* Materials provided *
# # # # #
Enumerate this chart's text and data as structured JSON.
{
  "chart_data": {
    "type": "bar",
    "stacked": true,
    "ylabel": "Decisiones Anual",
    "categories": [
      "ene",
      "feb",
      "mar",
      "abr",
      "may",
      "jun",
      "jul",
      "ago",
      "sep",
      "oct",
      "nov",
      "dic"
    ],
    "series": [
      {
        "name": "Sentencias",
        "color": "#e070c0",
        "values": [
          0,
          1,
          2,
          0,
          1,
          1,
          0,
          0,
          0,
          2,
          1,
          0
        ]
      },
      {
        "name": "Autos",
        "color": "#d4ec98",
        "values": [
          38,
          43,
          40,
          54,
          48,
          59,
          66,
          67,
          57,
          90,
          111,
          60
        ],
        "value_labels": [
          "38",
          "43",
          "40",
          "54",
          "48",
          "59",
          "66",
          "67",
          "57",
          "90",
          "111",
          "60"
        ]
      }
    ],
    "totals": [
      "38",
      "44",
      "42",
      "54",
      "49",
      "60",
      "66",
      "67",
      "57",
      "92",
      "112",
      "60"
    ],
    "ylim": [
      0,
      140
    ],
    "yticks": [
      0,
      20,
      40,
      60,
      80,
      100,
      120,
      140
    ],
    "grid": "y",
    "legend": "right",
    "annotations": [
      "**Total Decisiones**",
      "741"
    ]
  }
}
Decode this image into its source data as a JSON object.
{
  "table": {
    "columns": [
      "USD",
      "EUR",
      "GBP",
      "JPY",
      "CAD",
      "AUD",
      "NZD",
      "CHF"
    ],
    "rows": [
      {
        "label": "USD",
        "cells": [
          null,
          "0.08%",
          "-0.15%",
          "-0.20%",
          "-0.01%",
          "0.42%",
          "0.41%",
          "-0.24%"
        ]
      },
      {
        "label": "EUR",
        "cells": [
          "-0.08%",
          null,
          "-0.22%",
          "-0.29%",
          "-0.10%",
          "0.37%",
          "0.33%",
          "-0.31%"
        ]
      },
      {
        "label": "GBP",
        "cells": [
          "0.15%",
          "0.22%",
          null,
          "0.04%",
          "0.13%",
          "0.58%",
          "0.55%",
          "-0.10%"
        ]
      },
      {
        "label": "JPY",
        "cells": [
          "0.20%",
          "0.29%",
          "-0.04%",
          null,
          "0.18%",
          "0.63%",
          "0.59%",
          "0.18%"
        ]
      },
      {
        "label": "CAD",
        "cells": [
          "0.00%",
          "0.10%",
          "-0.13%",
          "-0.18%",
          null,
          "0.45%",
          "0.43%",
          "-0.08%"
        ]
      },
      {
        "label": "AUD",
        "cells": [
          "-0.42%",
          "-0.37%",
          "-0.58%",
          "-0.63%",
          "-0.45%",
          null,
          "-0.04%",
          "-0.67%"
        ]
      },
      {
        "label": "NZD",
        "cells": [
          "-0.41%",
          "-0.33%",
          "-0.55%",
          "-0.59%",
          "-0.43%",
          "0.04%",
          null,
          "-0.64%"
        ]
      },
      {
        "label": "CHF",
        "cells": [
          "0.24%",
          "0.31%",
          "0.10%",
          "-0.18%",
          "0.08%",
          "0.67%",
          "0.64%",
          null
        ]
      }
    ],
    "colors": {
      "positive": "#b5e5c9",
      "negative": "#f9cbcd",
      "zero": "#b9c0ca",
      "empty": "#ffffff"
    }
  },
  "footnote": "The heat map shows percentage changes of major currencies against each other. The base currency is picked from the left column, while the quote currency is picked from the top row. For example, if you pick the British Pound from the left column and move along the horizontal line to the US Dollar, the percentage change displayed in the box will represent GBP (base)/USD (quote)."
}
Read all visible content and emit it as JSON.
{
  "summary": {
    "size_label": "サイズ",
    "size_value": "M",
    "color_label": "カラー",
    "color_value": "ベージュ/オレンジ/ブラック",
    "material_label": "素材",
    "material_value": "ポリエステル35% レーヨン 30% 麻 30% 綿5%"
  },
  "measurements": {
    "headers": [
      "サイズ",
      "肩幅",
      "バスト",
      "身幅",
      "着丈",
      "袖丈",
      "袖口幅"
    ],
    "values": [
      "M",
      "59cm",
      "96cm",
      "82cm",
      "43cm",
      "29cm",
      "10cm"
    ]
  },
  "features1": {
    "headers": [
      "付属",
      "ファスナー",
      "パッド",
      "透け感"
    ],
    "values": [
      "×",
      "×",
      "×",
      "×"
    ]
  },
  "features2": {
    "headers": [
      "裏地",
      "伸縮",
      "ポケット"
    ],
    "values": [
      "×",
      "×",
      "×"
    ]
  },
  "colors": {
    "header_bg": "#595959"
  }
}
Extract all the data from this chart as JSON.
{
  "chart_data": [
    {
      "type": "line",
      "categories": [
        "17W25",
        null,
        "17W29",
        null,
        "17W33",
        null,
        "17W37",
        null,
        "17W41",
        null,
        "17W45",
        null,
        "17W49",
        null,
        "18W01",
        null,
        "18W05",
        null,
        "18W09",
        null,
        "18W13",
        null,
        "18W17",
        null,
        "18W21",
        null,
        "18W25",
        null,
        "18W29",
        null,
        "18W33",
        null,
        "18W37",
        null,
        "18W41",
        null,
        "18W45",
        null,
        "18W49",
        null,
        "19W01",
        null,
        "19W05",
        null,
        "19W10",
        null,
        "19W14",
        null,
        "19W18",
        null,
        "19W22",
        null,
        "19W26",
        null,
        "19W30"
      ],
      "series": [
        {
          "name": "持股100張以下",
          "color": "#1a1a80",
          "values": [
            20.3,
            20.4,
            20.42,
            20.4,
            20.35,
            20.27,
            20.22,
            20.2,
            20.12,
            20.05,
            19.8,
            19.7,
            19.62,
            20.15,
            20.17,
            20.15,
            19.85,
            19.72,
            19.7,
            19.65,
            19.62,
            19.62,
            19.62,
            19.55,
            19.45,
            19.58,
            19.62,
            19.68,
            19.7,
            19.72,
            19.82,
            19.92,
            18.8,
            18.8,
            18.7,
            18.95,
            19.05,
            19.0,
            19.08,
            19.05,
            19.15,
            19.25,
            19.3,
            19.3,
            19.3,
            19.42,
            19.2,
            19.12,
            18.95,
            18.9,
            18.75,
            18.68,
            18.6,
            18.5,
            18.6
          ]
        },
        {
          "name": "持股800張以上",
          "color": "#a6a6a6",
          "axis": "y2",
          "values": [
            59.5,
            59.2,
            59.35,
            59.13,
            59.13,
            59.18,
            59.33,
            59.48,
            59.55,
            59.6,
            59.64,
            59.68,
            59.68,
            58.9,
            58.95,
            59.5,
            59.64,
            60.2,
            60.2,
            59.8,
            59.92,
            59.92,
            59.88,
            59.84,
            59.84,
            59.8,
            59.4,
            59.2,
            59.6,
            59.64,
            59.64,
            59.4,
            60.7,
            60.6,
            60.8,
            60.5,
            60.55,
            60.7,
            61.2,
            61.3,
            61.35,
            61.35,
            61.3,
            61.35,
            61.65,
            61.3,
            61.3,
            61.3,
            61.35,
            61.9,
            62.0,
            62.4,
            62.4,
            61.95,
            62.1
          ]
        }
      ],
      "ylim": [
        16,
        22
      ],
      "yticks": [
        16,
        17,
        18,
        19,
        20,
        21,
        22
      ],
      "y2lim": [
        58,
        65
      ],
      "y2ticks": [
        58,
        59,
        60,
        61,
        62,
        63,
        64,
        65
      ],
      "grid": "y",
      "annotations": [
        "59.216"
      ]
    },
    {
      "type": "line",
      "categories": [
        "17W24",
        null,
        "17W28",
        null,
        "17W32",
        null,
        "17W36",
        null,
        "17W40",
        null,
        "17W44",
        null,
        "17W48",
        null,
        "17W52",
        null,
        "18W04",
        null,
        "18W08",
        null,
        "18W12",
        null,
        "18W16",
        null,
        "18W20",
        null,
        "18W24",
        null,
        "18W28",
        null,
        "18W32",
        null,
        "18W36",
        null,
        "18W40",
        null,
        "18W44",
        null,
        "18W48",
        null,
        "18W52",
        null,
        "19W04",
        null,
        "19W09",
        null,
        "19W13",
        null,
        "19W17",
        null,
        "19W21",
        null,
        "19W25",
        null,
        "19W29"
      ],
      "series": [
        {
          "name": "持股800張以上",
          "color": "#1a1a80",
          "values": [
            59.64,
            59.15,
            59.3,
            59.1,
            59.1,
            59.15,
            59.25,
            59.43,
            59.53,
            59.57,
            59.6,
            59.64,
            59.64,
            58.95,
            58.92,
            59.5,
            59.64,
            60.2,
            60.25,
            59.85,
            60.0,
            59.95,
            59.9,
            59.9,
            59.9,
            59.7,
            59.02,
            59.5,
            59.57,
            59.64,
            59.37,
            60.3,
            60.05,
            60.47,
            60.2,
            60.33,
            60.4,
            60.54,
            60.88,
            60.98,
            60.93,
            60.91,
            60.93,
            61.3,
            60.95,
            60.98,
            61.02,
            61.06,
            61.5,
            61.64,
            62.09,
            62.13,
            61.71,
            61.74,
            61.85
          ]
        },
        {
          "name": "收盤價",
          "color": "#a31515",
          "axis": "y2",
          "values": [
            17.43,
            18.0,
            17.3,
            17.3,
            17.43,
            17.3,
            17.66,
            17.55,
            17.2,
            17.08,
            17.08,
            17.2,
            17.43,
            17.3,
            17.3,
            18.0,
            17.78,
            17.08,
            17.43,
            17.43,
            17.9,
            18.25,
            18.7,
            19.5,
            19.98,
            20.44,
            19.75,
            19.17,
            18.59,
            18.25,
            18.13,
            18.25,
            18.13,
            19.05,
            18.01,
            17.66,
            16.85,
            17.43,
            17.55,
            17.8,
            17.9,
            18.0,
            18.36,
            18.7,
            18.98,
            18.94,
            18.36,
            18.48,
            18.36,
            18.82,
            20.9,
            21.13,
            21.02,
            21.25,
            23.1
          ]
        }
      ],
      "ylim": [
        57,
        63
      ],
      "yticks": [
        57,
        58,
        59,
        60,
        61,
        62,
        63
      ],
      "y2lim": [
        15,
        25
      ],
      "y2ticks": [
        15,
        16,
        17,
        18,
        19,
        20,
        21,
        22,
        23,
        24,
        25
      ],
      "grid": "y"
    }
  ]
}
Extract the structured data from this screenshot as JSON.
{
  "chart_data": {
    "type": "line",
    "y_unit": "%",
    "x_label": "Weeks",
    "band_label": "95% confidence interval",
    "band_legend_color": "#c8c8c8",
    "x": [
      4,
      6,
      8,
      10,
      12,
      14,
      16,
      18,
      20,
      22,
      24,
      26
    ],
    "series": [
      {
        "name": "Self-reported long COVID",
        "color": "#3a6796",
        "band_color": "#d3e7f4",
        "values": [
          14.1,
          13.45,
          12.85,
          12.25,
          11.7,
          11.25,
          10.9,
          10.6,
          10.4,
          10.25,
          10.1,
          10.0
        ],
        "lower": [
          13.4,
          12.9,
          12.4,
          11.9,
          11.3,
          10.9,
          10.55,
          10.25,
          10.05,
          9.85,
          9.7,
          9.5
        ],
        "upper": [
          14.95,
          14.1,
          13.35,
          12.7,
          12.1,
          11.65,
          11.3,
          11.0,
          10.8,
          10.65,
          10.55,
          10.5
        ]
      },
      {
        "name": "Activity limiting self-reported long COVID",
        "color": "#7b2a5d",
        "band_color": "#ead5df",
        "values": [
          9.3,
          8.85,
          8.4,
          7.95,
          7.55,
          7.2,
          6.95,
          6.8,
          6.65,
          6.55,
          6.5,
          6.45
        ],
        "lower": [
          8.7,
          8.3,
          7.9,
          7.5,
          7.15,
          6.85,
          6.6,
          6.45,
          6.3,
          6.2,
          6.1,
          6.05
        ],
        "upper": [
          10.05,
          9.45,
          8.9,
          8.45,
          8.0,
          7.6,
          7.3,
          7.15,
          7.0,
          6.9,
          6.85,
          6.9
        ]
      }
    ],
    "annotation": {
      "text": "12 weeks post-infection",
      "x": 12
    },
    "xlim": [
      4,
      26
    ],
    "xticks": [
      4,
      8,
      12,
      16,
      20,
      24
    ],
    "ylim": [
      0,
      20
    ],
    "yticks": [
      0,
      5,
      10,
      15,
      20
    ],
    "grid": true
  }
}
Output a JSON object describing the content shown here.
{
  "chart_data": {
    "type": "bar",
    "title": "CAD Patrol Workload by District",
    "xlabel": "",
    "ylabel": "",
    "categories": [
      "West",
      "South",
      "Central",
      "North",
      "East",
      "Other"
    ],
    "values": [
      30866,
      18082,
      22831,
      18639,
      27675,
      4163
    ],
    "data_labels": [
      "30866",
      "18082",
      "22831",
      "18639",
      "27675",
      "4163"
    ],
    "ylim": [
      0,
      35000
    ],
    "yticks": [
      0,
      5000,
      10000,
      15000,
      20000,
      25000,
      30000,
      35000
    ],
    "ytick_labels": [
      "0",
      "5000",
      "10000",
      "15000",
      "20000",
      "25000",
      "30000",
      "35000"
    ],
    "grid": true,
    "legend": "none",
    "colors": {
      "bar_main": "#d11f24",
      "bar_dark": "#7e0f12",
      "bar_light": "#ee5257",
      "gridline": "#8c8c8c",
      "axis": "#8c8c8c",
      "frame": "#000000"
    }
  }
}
# # # # #
* What to produce *
Of all the lines above, how many contain the word "name"? Answer with only the number.

* The response *
8